Extracted data entries:
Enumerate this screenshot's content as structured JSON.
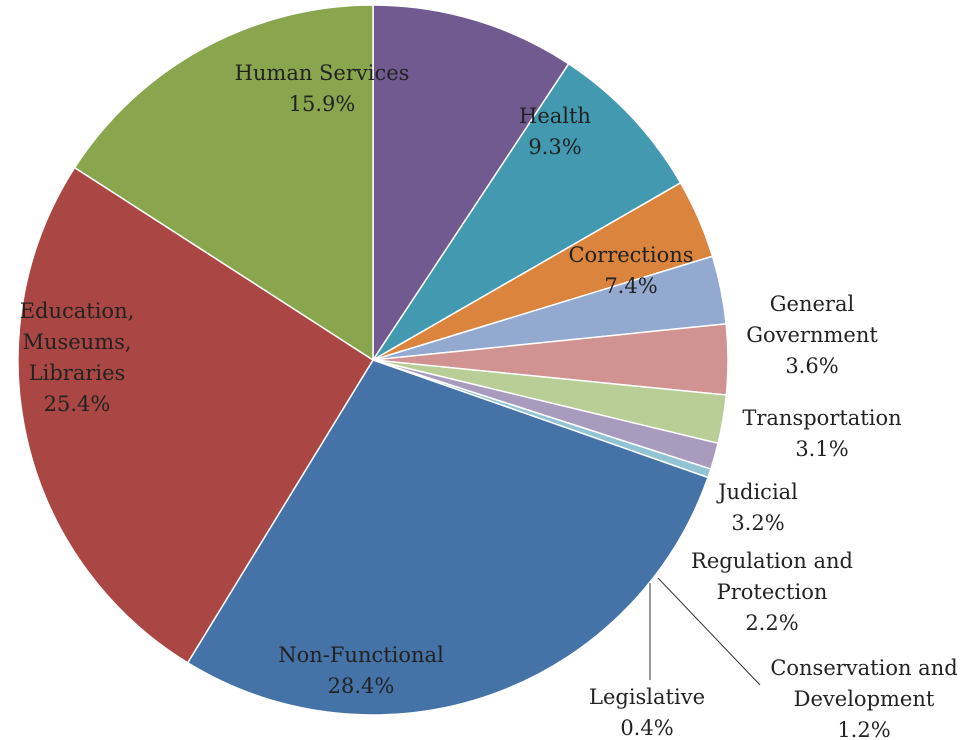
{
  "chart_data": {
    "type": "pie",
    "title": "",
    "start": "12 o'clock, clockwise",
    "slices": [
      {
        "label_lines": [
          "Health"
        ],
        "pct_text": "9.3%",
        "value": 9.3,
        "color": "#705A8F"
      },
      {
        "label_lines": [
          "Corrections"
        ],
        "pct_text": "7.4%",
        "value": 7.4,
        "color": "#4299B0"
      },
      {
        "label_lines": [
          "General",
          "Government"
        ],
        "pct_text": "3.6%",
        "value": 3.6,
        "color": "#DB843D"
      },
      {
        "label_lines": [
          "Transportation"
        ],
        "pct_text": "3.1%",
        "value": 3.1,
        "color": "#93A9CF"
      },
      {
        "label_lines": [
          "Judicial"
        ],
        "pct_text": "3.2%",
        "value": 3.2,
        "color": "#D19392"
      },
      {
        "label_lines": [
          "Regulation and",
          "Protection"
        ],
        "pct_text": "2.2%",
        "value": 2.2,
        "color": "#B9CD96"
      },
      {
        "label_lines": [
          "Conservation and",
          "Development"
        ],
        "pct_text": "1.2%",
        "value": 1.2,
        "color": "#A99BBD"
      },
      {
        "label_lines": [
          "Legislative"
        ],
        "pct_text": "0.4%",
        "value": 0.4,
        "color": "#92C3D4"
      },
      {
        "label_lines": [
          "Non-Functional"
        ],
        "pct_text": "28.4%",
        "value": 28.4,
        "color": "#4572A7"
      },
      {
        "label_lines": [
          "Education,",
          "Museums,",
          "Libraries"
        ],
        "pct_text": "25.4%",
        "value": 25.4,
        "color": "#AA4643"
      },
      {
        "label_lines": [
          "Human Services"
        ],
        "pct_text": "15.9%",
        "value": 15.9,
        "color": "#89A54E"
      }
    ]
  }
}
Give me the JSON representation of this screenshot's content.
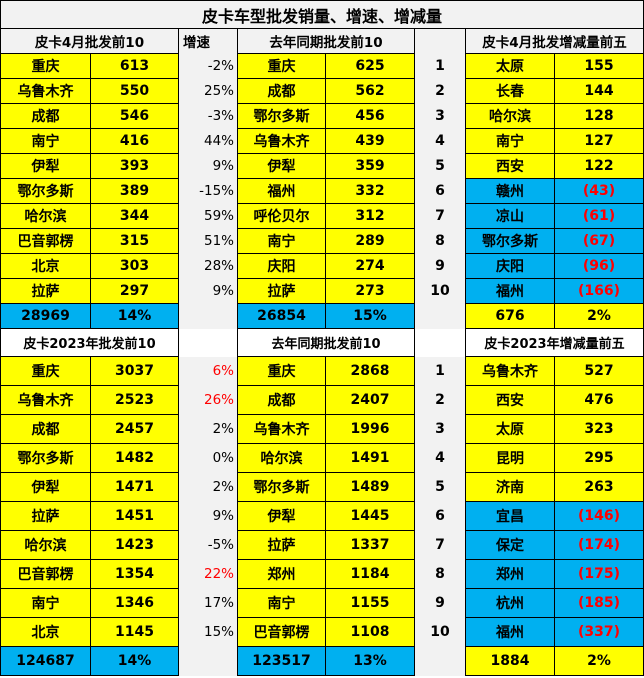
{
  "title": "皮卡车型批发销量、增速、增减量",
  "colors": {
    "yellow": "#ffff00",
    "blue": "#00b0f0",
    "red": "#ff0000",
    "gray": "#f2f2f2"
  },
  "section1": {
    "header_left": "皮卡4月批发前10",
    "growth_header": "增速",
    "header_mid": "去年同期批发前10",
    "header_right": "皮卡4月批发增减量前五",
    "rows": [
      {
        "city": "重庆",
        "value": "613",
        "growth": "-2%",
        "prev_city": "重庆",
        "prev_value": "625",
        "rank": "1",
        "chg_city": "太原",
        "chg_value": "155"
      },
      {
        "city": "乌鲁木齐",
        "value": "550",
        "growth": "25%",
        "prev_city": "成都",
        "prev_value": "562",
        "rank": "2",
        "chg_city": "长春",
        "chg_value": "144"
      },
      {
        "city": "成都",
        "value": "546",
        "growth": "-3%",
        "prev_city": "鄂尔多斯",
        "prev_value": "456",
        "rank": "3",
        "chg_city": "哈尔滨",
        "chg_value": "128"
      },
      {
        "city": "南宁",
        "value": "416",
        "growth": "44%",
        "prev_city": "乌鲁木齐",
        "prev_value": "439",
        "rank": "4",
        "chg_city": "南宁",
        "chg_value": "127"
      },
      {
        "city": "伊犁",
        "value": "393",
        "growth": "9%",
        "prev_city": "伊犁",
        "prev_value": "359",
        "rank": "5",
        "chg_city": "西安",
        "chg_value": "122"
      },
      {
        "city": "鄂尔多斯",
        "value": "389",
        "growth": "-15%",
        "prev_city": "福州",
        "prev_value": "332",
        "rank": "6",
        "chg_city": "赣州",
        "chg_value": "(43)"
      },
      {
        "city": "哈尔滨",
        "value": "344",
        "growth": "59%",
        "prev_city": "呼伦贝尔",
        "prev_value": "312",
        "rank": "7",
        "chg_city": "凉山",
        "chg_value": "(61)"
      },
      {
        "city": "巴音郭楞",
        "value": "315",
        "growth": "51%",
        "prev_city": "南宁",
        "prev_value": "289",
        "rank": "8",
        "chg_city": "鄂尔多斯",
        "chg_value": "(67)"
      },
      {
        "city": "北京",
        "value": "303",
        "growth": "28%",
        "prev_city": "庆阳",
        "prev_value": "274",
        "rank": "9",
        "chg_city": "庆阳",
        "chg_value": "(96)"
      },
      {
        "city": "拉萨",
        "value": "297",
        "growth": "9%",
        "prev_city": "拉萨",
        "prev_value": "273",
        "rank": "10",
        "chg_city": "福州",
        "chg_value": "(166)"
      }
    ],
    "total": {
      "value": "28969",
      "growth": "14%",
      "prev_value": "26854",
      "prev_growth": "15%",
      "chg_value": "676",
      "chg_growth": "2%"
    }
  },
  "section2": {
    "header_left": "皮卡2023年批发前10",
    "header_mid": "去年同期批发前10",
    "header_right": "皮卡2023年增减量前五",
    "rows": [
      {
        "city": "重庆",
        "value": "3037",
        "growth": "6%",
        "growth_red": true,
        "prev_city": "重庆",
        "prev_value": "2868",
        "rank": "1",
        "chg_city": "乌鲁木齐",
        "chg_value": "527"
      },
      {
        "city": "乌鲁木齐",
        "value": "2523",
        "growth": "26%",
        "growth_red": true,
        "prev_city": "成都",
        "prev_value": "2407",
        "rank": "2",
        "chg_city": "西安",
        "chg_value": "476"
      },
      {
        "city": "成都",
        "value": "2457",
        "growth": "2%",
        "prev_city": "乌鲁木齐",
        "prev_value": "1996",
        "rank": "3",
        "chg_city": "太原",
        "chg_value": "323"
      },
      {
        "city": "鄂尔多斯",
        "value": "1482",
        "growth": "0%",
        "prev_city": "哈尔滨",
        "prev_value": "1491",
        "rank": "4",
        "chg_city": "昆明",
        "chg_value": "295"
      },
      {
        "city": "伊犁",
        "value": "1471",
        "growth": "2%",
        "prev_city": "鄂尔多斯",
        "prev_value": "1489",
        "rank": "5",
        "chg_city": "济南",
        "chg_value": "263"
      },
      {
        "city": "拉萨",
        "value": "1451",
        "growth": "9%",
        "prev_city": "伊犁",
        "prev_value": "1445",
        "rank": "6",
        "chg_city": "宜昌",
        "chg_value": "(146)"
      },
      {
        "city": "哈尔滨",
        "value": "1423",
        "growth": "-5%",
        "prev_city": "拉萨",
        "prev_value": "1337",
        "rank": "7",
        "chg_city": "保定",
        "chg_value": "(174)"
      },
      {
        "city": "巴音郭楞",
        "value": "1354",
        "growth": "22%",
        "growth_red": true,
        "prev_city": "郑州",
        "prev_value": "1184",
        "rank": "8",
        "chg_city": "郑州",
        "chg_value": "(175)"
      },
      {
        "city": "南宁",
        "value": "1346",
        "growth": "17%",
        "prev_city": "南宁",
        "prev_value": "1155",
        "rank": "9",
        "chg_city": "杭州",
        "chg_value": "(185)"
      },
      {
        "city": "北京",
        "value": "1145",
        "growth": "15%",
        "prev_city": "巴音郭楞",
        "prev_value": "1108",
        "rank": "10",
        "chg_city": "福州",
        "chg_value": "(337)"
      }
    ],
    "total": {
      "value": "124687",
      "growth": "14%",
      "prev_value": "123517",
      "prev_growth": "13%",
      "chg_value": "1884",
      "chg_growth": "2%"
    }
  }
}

...

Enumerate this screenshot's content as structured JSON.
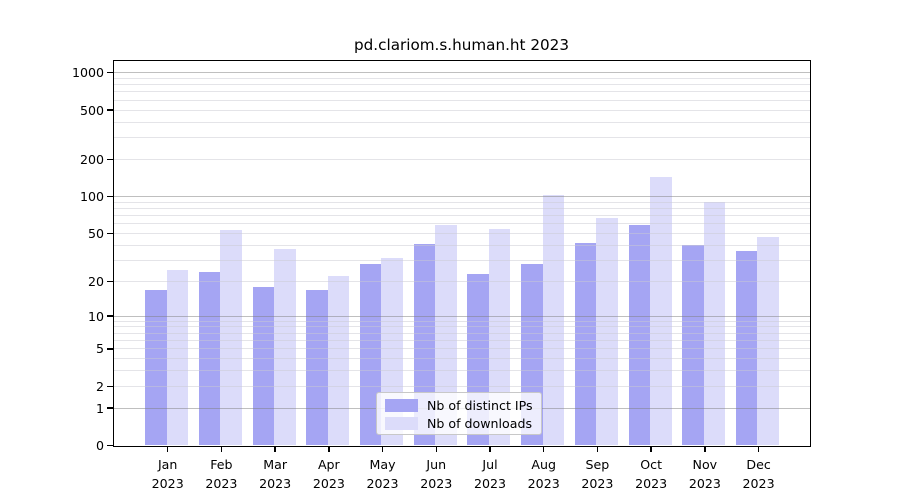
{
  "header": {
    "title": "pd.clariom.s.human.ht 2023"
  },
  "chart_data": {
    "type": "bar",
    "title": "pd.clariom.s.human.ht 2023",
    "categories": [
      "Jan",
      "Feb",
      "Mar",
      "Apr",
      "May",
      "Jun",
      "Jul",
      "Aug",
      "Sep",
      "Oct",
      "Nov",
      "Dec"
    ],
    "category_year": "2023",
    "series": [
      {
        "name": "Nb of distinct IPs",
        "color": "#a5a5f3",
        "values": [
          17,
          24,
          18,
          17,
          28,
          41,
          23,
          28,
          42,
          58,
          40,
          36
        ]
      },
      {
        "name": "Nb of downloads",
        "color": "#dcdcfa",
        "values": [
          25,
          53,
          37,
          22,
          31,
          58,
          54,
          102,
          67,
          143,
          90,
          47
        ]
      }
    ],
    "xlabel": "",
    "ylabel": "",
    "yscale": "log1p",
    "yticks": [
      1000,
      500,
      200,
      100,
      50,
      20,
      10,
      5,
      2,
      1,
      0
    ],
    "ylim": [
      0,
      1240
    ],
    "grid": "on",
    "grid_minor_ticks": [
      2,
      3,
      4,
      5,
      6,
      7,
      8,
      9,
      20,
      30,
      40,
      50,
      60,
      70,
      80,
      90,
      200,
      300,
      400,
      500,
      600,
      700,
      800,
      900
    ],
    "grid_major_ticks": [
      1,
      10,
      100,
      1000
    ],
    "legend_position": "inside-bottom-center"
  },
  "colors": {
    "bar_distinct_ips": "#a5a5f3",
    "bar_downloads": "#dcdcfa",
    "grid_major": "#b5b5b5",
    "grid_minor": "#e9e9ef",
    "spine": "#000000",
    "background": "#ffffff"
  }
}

...

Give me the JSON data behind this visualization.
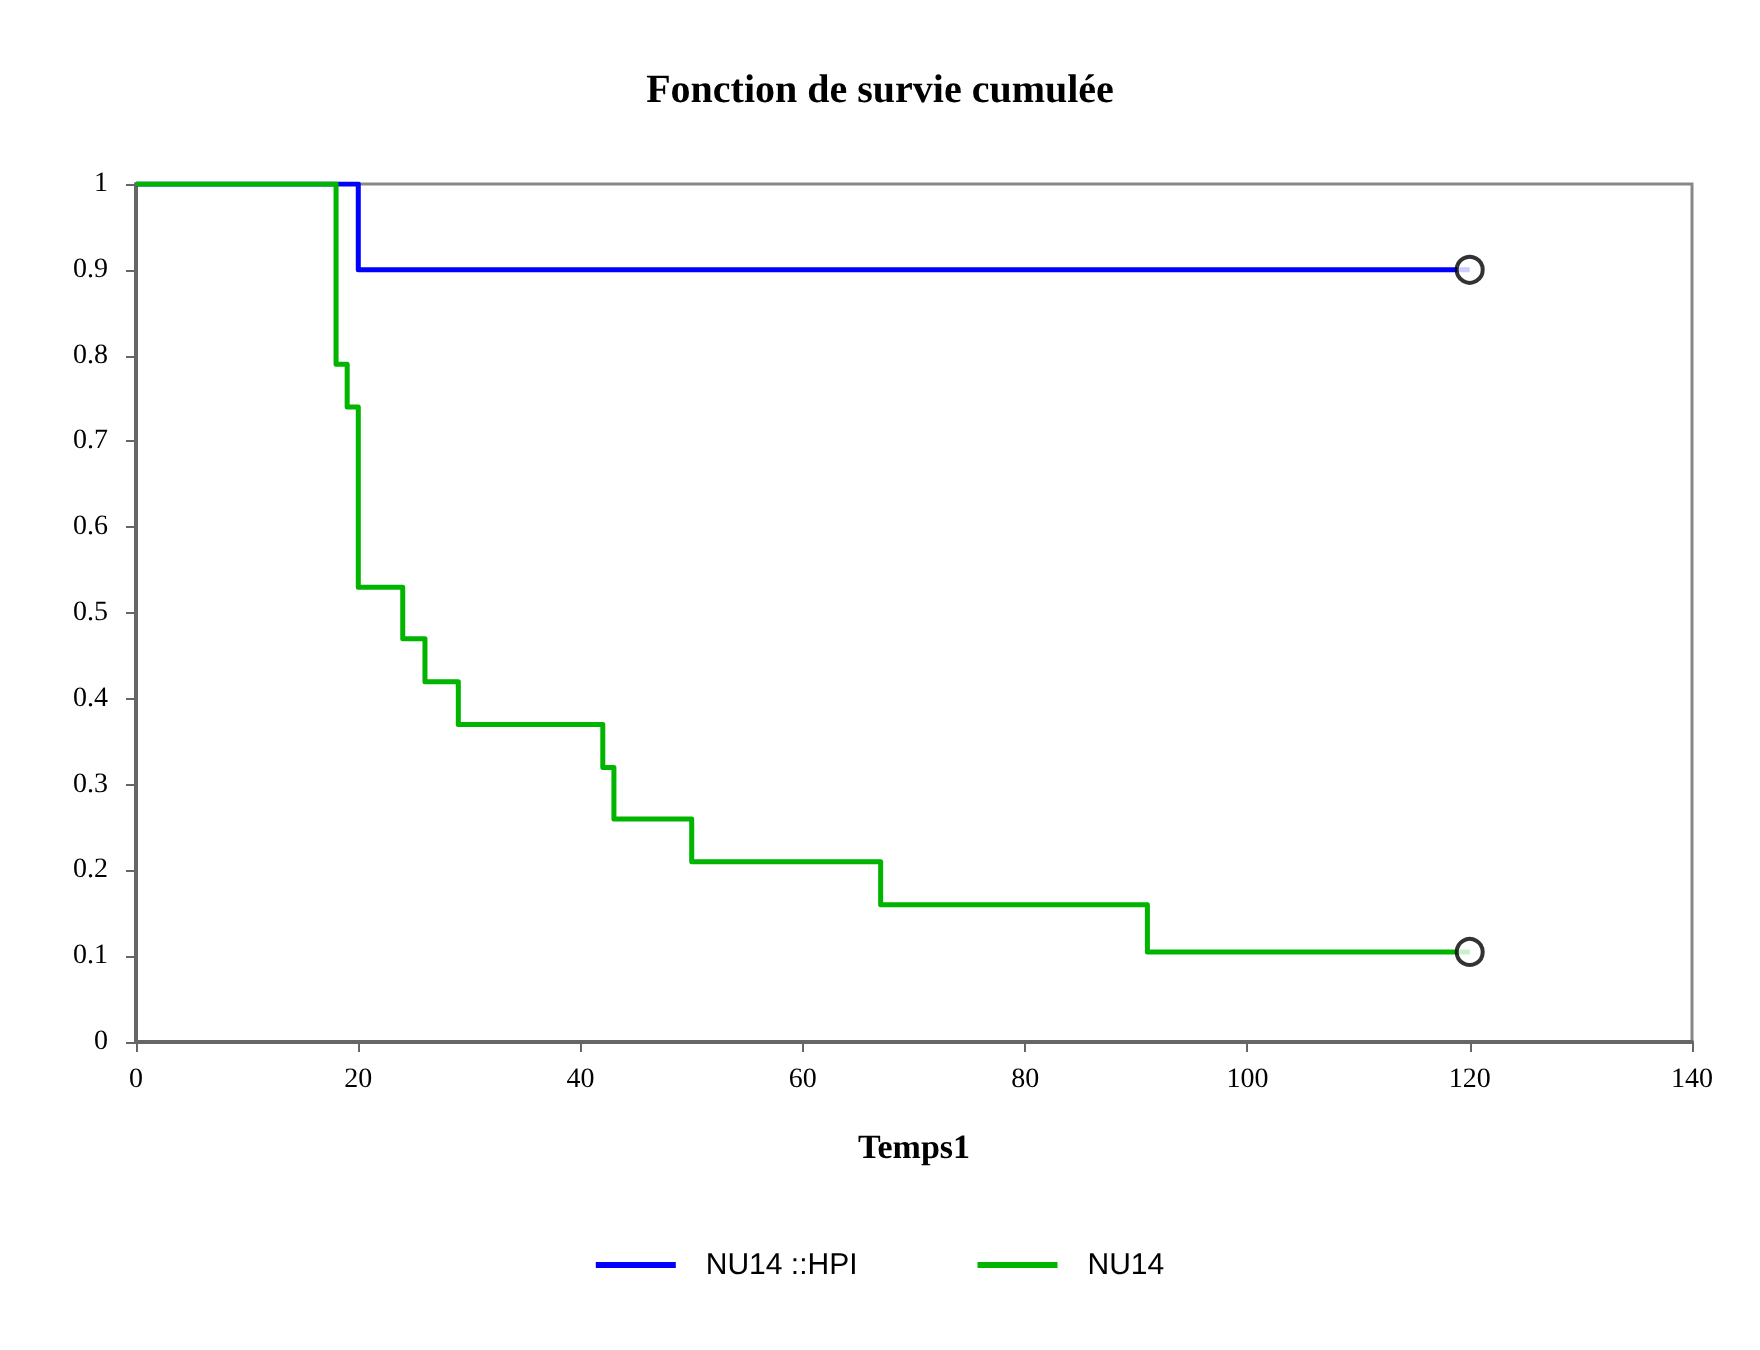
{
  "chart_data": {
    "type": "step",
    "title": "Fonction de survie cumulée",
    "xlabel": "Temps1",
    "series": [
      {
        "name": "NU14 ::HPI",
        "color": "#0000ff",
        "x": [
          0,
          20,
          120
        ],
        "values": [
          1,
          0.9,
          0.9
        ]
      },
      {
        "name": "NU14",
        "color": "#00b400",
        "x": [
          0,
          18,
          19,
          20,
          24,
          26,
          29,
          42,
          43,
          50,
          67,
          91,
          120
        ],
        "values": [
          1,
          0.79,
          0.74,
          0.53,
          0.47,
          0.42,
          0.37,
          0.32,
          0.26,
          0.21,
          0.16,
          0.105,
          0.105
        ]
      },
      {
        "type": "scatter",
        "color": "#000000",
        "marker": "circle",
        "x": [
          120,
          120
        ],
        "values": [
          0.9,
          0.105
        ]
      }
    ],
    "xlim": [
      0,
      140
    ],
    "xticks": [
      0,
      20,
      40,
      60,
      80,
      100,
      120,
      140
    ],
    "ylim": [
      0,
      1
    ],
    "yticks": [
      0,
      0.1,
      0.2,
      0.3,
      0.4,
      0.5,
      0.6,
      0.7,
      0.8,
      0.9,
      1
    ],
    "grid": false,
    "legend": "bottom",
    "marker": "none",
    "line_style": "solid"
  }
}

_WHAT IS BEING ASKED_
Copy out the lines that hold "JSON".

_REPLY TO THE TASK_
Enumerate this screenshot's content as structured JSON.
Give me the JSON representation of this screenshot's content.
Enumerate this screenshot's content as structured JSON.
Give me the JSON data behind this visualization.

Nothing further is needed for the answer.